**GIVEN TASK**:
Repeat all entries exactly.

Records contained in a dataset
╭──

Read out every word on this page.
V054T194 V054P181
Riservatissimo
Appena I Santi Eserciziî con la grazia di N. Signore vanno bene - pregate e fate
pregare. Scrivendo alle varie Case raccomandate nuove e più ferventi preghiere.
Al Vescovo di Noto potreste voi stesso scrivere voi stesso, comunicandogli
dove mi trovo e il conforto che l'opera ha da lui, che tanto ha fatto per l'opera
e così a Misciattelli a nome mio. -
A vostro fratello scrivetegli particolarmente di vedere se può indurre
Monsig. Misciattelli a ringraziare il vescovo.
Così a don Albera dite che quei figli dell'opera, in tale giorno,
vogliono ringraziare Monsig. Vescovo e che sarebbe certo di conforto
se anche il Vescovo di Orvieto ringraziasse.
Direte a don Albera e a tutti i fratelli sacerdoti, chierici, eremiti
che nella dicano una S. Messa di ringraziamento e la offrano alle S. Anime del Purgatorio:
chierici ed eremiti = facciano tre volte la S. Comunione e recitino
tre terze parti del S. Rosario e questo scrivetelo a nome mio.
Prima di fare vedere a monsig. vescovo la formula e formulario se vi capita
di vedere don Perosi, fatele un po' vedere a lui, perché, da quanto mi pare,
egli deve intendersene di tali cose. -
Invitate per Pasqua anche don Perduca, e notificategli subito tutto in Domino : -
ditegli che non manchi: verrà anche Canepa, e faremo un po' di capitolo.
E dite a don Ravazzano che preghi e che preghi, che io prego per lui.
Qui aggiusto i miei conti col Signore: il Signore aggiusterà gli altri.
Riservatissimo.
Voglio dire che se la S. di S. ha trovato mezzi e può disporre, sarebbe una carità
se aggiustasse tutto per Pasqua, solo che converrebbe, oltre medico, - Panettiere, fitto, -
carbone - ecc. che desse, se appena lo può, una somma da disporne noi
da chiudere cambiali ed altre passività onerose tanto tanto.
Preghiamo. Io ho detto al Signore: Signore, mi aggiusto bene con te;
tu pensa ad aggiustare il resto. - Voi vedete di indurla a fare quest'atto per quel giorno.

╰──

**FULL OUTPUT**:
Read out every word on this page.
V054T194 V054P181
Riservatissimo
Appena I Santi Eserciziî con la grazia di N. Signore vanno bene - pregate e fate
pregare. Scrivendo alle varie Case raccomandate nuove e più ferventi preghiere.
Al Vescovo di Noto potreste voi stesso scrivere voi stesso, comunicandogli
dove mi trovo e il conforto che l'opera ha da lui, che tanto ha fatto per l'opera
e così a Misciattelli a nome mio. -
A vostro fratello scrivetegli particolarmente di vedere se può indurre
Monsig. Misciattelli a ringraziare il vescovo.
Così a don Albera dite che quei figli dell'opera, in tale giorno,
vogliono ringraziare Monsig. Vescovo e che sarebbe certo di conforto
se anche il Vescovo di Orvieto ringraziasse.
Direte a don Albera e a tutti i fratelli sacerdoti, chierici, eremiti
che nella dicano una S. Messa di ringraziamento e la offrano alle S. Anime del Purgatorio:
chierici ed eremiti = facciano tre volte la S. Comunione e recitino
tre terze parti del S. Rosario e questo scrivetelo a nome mio.
Prima di fare vedere a monsig. vescovo la formula e formulario se vi capita
di vedere don Perosi, fatele un po' vedere a lui, perché, da quanto mi pare,
egli deve intendersene di tali cose. -
Invitate per Pasqua anche don Perduca, e notificategli subito tutto in Domino : -
ditegli che non manchi: verrà anche Canepa, e faremo un po' di capitolo.
E dite a don Ravazzano che preghi e che preghi, che io prego per lui.
Qui aggiusto i miei conti col Signore: il Signore aggiusterà gli altri.
Riservatissimo.
Voglio dire che se la S. di S. ha trovato mezzi e può disporre, sarebbe una carità
se aggiustasse tutto per Pasqua, solo che converrebbe, oltre medico, - Panettiere, fitto, -
carbone - ecc. che desse, se appena lo può, una somma da disporne noi
da chiudere cambiali ed altre passività onerose tanto tanto.
Preghiamo. Io ho detto al Signore: Signore, mi aggiusto bene con te;
tu pensa ad aggiustare il resto. - Voi vedete di indurla a fare quest'atto per quel giorno.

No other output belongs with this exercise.